[Items listed in a dataset]
————————

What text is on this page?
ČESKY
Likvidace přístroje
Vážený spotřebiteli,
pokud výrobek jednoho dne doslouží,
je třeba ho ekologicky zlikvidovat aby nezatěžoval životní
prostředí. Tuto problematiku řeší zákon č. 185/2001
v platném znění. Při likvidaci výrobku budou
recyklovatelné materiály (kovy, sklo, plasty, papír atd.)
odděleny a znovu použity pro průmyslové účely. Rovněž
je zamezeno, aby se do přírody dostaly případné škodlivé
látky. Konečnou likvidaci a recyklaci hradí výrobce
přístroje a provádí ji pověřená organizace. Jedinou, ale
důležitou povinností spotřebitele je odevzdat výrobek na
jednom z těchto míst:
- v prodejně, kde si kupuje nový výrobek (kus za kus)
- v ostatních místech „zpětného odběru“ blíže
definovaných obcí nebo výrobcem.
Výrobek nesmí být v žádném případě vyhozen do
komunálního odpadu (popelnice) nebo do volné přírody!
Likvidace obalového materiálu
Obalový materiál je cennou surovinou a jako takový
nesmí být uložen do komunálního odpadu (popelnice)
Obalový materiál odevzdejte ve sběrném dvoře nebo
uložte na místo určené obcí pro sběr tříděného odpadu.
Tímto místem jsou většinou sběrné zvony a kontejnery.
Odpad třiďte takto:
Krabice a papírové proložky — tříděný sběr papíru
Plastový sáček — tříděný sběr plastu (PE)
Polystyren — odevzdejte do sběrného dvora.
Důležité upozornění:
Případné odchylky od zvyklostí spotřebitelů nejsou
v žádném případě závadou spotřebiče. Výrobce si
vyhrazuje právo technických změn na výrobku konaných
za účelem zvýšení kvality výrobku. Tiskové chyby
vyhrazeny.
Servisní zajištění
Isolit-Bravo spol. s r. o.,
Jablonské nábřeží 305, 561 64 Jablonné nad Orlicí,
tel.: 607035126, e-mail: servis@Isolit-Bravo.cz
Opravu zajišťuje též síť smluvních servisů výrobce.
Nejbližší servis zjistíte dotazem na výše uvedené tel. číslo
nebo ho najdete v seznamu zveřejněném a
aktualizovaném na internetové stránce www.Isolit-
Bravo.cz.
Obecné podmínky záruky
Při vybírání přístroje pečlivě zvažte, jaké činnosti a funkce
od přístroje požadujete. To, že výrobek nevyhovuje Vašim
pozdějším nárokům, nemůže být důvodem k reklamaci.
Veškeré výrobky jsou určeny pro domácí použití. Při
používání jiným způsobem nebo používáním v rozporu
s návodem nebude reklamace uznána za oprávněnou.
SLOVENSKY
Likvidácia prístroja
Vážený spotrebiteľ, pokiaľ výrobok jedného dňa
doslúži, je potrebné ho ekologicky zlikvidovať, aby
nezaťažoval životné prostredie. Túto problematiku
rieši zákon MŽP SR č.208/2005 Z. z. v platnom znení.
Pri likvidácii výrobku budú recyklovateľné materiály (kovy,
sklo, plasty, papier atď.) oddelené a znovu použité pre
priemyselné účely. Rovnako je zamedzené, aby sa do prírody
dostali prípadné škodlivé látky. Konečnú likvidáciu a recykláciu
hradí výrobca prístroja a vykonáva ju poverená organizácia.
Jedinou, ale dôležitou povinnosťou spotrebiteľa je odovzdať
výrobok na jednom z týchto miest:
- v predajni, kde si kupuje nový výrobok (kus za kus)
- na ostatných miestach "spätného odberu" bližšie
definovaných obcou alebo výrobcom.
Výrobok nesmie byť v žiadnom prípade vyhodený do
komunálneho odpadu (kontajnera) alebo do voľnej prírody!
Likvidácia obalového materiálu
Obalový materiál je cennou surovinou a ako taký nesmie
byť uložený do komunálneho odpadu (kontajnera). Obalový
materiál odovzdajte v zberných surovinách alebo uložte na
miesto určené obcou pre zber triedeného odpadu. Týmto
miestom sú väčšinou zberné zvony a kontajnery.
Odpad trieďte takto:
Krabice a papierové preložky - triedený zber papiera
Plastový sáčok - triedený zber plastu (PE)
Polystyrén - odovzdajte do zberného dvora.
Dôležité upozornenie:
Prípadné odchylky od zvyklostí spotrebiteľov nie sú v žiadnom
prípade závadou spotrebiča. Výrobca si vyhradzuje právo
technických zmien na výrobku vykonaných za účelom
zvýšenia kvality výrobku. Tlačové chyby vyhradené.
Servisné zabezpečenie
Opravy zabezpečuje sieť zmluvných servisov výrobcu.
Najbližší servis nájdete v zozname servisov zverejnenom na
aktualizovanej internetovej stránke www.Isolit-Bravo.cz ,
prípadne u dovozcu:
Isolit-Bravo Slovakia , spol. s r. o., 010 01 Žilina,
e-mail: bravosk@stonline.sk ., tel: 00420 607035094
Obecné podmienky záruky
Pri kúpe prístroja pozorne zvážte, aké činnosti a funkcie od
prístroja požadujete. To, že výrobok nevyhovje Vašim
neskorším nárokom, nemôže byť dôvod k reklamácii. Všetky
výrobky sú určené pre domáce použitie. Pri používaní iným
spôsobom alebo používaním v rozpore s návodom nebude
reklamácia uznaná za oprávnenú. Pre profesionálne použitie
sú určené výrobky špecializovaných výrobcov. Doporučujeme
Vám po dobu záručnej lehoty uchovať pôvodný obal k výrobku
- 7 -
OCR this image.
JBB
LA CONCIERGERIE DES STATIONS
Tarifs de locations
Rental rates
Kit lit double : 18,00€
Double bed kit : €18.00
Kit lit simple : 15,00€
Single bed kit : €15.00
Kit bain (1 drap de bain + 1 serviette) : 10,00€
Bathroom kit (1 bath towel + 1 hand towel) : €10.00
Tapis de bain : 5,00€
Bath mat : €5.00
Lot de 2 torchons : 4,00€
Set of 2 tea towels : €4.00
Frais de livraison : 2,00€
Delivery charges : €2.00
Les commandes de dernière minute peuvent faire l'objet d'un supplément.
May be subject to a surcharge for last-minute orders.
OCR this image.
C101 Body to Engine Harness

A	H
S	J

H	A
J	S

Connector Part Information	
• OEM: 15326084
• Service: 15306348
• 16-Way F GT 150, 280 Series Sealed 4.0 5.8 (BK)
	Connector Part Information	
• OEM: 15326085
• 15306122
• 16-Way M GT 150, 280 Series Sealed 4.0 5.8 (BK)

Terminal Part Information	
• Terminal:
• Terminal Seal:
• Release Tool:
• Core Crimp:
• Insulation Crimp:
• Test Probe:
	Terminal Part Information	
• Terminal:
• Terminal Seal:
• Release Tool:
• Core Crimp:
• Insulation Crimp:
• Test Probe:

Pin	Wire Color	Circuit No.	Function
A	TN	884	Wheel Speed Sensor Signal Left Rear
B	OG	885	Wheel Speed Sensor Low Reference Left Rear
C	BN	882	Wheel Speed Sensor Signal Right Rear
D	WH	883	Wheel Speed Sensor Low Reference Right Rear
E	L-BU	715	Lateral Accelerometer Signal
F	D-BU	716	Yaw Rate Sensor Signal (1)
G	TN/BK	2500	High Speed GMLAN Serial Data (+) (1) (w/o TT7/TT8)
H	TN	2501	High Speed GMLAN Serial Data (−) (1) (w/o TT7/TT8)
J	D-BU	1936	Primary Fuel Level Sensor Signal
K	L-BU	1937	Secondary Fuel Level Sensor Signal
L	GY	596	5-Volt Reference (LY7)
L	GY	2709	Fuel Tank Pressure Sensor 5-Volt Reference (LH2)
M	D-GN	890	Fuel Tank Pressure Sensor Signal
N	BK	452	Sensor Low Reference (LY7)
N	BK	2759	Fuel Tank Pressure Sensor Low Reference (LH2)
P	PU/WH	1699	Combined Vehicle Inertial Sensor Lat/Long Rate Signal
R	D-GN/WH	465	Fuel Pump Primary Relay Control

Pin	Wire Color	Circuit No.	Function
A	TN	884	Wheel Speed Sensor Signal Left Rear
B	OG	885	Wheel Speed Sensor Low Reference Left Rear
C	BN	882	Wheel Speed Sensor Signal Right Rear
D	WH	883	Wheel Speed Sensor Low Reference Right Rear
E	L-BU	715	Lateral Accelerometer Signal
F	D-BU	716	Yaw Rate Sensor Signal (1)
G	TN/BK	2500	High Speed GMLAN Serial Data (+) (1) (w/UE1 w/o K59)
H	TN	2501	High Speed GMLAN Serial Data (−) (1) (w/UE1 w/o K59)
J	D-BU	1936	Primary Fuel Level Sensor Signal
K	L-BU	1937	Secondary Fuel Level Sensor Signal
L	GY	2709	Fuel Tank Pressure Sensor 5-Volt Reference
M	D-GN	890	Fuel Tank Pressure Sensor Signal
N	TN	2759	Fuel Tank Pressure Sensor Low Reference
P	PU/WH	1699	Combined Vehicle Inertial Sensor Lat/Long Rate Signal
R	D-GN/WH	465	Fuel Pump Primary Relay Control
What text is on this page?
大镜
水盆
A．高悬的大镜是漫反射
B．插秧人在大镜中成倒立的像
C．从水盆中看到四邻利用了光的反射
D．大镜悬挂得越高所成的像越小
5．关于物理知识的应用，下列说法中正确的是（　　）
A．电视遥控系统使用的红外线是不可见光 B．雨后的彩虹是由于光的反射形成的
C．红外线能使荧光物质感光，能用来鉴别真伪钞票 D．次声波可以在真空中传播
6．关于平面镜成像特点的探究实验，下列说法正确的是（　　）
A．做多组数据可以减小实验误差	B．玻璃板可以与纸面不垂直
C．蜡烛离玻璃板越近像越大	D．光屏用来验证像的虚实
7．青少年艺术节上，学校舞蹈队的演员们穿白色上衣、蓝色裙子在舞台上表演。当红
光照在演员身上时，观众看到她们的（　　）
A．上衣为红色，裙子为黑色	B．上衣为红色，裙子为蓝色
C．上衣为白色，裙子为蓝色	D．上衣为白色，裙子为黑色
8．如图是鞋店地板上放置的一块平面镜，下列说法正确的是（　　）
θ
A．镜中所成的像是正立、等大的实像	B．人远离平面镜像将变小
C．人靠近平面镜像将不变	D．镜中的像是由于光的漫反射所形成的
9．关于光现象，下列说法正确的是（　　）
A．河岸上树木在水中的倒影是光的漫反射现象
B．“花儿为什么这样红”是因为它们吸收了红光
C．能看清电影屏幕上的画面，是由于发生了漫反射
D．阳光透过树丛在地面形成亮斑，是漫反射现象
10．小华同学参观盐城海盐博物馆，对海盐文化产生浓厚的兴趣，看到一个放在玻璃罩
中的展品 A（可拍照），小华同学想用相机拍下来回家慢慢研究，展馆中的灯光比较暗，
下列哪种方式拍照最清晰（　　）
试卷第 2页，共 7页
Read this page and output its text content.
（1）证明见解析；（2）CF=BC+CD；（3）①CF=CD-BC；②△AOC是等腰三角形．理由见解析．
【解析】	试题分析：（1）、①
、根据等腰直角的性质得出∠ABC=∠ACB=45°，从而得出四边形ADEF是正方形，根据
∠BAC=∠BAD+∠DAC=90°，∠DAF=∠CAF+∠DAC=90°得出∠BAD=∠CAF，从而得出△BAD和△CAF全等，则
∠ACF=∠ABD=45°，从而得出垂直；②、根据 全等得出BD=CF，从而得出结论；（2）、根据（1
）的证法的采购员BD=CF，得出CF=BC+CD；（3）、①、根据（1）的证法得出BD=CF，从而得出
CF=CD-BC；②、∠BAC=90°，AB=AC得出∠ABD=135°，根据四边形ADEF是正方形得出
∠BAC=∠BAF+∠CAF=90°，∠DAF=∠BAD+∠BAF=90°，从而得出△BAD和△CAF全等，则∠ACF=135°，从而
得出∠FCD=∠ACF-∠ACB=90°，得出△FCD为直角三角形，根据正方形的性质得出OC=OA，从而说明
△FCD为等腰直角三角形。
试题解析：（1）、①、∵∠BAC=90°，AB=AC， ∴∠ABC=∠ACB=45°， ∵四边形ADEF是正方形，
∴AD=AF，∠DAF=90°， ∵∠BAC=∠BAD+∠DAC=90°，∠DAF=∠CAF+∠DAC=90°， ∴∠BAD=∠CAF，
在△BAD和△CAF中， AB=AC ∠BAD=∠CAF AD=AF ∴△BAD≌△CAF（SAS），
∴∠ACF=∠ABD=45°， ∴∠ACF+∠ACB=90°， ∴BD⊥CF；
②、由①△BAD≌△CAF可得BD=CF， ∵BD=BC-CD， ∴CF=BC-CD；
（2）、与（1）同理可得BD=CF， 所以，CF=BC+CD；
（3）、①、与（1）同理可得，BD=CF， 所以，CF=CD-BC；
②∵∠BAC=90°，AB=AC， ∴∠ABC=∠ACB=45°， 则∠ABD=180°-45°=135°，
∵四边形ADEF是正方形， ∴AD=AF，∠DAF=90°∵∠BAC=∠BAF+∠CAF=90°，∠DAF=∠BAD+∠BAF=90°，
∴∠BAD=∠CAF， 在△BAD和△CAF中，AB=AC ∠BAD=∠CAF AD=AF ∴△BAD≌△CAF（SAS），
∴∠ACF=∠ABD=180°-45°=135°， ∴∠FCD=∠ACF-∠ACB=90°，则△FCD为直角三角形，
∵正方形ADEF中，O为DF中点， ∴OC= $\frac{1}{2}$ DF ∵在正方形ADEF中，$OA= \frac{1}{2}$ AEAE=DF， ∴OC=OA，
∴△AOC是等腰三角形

————————

_SET TASK_
Find the line that contains "Read this page and output its text content." in the listing above. Retype it and every line after it up to the last, exactly, and nothing else.

_RESULT OF THE EXERCISE_
Read this page and output its text content.
（1）证明见解析；（2）CF=BC+CD；（3）①CF=CD-BC；②△AOC是等腰三角形．理由见解析．
【解析】	试题分析：（1）、①
、根据等腰直角的性质得出∠ABC=∠ACB=45°，从而得出四边形ADEF是正方形，根据
∠BAC=∠BAD+∠DAC=90°，∠DAF=∠CAF+∠DAC=90°得出∠BAD=∠CAF，从而得出△BAD和△CAF全等，则
∠ACF=∠ABD=45°，从而得出垂直；②、根据 全等得出BD=CF，从而得出结论；（2）、根据（1
）的证法的采购员BD=CF，得出CF=BC+CD；（3）、①、根据（1）的证法得出BD=CF，从而得出
CF=CD-BC；②、∠BAC=90°，AB=AC得出∠ABD=135°，根据四边形ADEF是正方形得出
∠BAC=∠BAF+∠CAF=90°，∠DAF=∠BAD+∠BAF=90°，从而得出△BAD和△CAF全等，则∠ACF=135°，从而
得出∠FCD=∠ACF-∠ACB=90°，得出△FCD为直角三角形，根据正方形的性质得出OC=OA，从而说明
△FCD为等腰直角三角形。
试题解析：（1）、①、∵∠BAC=90°，AB=AC， ∴∠ABC=∠ACB=45°， ∵四边形ADEF是正方形，
∴AD=AF，∠DAF=90°， ∵∠BAC=∠BAD+∠DAC=90°，∠DAF=∠CAF+∠DAC=90°， ∴∠BAD=∠CAF，
在△BAD和△CAF中， AB=AC ∠BAD=∠CAF AD=AF ∴△BAD≌△CAF（SAS），
∴∠ACF=∠ABD=45°， ∴∠ACF+∠ACB=90°， ∴BD⊥CF；
②、由①△BAD≌△CAF可得BD=CF， ∵BD=BC-CD， ∴CF=BC-CD；
（2）、与（1）同理可得BD=CF， 所以，CF=BC+CD；
（3）、①、与（1）同理可得，BD=CF， 所以，CF=CD-BC；
②∵∠BAC=90°，AB=AC， ∴∠ABC=∠ACB=45°， 则∠ABD=180°-45°=135°，
∵四边形ADEF是正方形， ∴AD=AF，∠DAF=90°∵∠BAC=∠BAF+∠CAF=90°，∠DAF=∠BAD+∠BAF=90°，
∴∠BAD=∠CAF， 在△BAD和△CAF中，AB=AC ∠BAD=∠CAF AD=AF ∴△BAD≌△CAF（SAS），
∴∠ACF=∠ABD=180°-45°=135°， ∴∠FCD=∠ACF-∠ACB=90°，则△FCD为直角三角形，
∵正方形ADEF中，O为DF中点， ∴OC= $\frac{1}{2}$ DF ∵在正方形ADEF中，$OA= \frac{1}{2}$ AEAE=DF， ∴OC=OA，
∴△AOC是等腰三角形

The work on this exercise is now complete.